____ Extrait choisi

Le cirque de Pineta

Le cirque de Pineta se situe du coté espagnol des Pyrénées, au pied du Mont Perdu.

C’est l’accès par le sud au parois Nord des “Trois Sœurs“ (Marboré, Cylindre, Mont Perdu).

Le fond de la vallée est fermé par un imposant cirque de falaises de grès rouge. Les mêmes que l’on retrouve de l’autre coté de la frontière à Gavarnie ou à Troumouse.

Mais contrairement à Gavarnie, le haut du cirque n’est pas une crête mais le rebord d’un vaste vallon suspendu qui héberge le Lac Glacé sous la brèche de Tuquerouye.

Le Lac Glacé était notre objectif ce jour là.

En 199.., le téléphone portable n’était pas encore inventé et la météo assez imprécise.

Donc, nous voilà partis en famille, de bon matin, par beau temps, remontant un fond de vallée d’abord peu pentu, parsemée de pins Cembros, puis de plus en plus encombré des blocs et cailloutis jusqu’au pied du cirque de falaises.

________

Essayez: Recopiez à l'identique le passage de l'extrait sur le cirque de Pineta qui va de « Le cirque de Pineta se » à « ou à Troumouse. ».

____ Données à analyser

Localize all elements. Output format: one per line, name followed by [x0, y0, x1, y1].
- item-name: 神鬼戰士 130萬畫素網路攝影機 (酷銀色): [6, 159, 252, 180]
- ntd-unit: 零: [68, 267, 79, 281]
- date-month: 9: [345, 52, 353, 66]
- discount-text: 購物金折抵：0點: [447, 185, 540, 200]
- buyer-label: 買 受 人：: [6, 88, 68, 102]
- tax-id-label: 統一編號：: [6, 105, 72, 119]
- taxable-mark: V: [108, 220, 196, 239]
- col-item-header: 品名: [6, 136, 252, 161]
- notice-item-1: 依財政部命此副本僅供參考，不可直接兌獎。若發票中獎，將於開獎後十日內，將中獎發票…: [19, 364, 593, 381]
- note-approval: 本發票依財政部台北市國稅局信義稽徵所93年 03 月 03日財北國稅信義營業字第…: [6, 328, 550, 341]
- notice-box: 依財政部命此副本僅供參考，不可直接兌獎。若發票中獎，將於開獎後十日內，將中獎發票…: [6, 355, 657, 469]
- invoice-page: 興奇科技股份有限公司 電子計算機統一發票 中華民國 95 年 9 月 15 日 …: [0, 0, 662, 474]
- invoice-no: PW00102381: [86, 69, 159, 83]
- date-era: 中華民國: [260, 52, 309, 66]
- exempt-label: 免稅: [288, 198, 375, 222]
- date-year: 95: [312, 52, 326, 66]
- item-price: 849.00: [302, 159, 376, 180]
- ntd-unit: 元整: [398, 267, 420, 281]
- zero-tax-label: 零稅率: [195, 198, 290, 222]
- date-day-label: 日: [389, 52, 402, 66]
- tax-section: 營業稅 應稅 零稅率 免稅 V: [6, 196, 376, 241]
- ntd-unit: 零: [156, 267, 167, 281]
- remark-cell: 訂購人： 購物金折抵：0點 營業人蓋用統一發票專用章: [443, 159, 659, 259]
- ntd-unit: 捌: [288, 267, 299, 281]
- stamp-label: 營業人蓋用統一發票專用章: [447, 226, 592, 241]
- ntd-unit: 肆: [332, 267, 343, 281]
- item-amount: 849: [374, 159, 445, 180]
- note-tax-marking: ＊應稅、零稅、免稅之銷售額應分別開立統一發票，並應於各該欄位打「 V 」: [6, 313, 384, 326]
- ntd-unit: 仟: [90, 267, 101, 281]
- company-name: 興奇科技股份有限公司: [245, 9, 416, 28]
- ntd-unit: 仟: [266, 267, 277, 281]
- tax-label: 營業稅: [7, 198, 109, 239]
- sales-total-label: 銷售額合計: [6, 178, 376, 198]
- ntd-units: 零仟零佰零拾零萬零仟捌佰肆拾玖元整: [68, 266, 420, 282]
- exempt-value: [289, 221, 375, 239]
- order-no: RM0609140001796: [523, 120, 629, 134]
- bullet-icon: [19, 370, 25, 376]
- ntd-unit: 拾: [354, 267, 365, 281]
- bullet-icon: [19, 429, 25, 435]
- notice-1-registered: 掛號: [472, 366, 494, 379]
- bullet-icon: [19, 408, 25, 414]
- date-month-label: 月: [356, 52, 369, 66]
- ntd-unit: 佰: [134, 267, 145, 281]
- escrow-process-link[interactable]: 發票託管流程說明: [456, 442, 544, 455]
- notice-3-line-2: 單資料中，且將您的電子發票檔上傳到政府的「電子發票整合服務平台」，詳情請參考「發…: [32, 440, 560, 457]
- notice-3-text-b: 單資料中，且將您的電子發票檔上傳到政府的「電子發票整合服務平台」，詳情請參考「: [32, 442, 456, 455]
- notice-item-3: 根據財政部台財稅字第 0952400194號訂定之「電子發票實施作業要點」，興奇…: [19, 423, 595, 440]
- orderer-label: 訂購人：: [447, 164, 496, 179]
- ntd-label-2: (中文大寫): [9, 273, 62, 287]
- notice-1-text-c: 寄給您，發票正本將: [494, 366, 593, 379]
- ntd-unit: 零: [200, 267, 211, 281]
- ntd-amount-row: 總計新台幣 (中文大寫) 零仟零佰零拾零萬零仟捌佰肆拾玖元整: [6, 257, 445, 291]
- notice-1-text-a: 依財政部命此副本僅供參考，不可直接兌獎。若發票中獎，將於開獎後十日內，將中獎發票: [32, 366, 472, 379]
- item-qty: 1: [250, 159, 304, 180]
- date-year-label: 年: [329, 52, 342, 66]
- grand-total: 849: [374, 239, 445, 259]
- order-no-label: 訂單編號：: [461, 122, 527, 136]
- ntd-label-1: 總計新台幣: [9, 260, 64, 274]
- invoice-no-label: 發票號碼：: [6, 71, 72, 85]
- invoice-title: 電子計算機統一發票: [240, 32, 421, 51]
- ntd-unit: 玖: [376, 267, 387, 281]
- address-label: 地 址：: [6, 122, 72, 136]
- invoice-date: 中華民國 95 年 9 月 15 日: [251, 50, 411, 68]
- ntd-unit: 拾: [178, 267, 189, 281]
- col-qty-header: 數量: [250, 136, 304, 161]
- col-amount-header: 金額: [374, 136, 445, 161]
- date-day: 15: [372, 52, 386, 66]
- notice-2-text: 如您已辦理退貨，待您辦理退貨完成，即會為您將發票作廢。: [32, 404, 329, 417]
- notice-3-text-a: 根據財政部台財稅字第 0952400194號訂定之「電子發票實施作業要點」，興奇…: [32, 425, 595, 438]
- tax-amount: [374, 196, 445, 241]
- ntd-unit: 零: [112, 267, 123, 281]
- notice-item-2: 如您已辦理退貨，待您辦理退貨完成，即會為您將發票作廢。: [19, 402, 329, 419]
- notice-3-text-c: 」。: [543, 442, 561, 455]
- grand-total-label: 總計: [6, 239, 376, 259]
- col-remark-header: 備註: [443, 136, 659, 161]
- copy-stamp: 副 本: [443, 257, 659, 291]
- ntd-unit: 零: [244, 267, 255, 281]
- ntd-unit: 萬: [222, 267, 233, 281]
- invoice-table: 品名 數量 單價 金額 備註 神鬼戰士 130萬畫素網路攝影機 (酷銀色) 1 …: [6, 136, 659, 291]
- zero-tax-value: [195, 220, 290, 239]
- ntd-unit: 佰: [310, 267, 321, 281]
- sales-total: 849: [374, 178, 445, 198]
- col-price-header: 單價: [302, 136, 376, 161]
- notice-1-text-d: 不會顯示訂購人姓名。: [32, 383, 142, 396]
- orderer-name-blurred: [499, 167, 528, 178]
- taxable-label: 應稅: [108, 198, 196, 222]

________

Zone de réponse:
Le cirque de Pineta se situe du coté espagnol des Pyrénées, au pied du Mont Perdu.

C’est l’accès par le sud au parois Nord des “Trois Sœurs“ (Marboré, Cylindre, Mont Perdu).

Le fond de la vallée est fermé par un imposant cirque de falaises de grès rouge. Les mêmes que l’on retrouve de l’autre coté de la frontière à Gavarnie ou à Troumouse.